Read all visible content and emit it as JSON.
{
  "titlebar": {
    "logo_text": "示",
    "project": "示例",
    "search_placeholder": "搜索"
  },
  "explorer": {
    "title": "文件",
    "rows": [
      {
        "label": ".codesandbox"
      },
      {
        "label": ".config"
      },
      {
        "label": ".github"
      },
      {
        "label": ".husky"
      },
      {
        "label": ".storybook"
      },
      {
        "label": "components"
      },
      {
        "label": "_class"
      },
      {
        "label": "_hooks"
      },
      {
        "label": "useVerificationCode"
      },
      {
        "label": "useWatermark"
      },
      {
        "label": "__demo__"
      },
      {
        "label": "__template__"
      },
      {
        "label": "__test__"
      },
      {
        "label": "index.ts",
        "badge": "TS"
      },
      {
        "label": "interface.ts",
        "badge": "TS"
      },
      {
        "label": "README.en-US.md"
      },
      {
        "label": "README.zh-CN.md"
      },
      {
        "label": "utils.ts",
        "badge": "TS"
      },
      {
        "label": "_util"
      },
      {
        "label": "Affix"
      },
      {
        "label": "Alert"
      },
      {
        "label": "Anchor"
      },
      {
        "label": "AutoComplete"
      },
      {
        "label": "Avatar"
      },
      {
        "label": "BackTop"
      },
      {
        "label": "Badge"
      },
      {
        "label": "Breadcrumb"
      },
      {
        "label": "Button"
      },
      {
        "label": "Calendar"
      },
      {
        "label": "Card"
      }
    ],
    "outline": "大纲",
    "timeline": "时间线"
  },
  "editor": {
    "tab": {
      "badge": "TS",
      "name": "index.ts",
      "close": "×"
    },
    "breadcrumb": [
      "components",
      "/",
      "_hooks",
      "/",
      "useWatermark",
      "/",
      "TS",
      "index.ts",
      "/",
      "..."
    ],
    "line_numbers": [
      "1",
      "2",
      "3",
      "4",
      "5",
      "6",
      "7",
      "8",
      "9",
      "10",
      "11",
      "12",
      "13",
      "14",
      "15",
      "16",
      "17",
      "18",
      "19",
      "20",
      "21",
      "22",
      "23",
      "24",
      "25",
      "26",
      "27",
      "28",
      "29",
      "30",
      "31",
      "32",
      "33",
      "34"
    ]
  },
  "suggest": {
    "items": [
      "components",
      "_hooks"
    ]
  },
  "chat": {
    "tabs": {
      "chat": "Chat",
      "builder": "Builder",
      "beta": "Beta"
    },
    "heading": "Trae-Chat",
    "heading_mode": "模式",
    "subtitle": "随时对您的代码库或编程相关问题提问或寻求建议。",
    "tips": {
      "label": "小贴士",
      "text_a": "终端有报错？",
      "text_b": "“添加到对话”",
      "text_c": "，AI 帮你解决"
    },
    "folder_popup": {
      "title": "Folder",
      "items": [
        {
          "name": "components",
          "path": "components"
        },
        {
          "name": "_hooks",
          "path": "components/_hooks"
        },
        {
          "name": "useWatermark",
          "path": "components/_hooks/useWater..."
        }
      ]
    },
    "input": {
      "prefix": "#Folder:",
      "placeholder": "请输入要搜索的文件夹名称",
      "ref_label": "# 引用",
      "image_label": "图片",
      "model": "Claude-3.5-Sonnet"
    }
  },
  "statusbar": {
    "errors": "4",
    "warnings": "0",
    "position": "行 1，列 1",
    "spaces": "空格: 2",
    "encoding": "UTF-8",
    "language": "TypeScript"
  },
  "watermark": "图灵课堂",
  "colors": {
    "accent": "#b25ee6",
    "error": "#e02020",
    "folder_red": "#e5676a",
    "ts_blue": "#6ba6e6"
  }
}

# # # #

What the exercise asks. Your task is to reproduce the whole listing exactly.

Exercise result.
Read all visible content and emit it as JSON.
{
  "titlebar": {
    "logo_text": "示",
    "project": "示例",
    "search_placeholder": "搜索"
  },
  "explorer": {
    "title": "文件",
    "rows": [
      {
        "label": ".codesandbox"
      },
      {
        "label": ".config"
      },
      {
        "label": ".github"
      },
      {
        "label": ".husky"
      },
      {
        "label": ".storybook"
      },
      {
        "label": "components"
      },
      {
        "label": "_class"
      },
      {
        "label": "_hooks"
      },
      {
        "label": "useVerificationCode"
      },
      {
        "label": "useWatermark"
      },
      {
        "label": "__demo__"
      },
      {
        "label": "__template__"
      },
      {
        "label": "__test__"
      },
      {
        "label": "index.ts",
        "badge": "TS"
      },
      {
        "label": "interface.ts",
        "badge": "TS"
      },
      {
        "label": "README.en-US.md"
      },
      {
        "label": "README.zh-CN.md"
      },
      {
        "label": "utils.ts",
        "badge": "TS"
      },
      {
        "label": "_util"
      },
      {
        "label": "Affix"
      },
      {
        "label": "Alert"
      },
      {
        "label": "Anchor"
      },
      {
        "label": "AutoComplete"
      },
      {
        "label": "Avatar"
      },
      {
        "label": "BackTop"
      },
      {
        "label": "Badge"
      },
      {
        "label": "Breadcrumb"
      },
      {
        "label": "Button"
      },
      {
        "label": "Calendar"
      },
      {
        "label": "Card"
      }
    ],
    "outline": "大纲",
    "timeline": "时间线"
  },
  "editor": {
    "tab": {
      "badge": "TS",
      "name": "index.ts",
      "close": "×"
    },
    "breadcrumb": [
      "components",
      "/",
      "_hooks",
      "/",
      "useWatermark",
      "/",
      "TS",
      "index.ts",
      "/",
      "..."
    ],
    "line_numbers": [
      "1",
      "2",
      "3",
      "4",
      "5",
      "6",
      "7",
      "8",
      "9",
      "10",
      "11",
      "12",
      "13",
      "14",
      "15",
      "16",
      "17",
      "18",
      "19",
      "20",
      "21",
      "22",
      "23",
      "24",
      "25",
      "26",
      "27",
      "28",
      "29",
      "30",
      "31",
      "32",
      "33",
      "34"
    ]
  },
  "suggest": {
    "items": [
      "components",
      "_hooks"
    ]
  },
  "chat": {
    "tabs": {
      "chat": "Chat",
      "builder": "Builder",
      "beta": "Beta"
    },
    "heading": "Trae-Chat",
    "heading_mode": "模式",
    "subtitle": "随时对您的代码库或编程相关问题提问或寻求建议。",
    "tips": {
      "label": "小贴士",
      "text_a": "终端有报错？",
      "text_b": "“添加到对话”",
      "text_c": "，AI 帮你解决"
    },
    "folder_popup": {
      "title": "Folder",
      "items": [
        {
          "name": "components",
          "path": "components"
        },
        {
          "name": "_hooks",
          "path": "components/_hooks"
        },
        {
          "name": "useWatermark",
          "path": "components/_hooks/useWater..."
        }
      ]
    },
    "input": {
      "prefix": "#Folder:",
      "placeholder": "请输入要搜索的文件夹名称",
      "ref_label": "# 引用",
      "image_label": "图片",
      "model": "Claude-3.5-Sonnet"
    }
  },
  "statusbar": {
    "errors": "4",
    "warnings": "0",
    "position": "行 1，列 1",
    "spaces": "空格: 2",
    "encoding": "UTF-8",
    "language": "TypeScript"
  },
  "watermark": "图灵课堂",
  "colors": {
    "accent": "#b25ee6",
    "error": "#e02020",
    "folder_red": "#e5676a",
    "ts_blue": "#6ba6e6"
  }
}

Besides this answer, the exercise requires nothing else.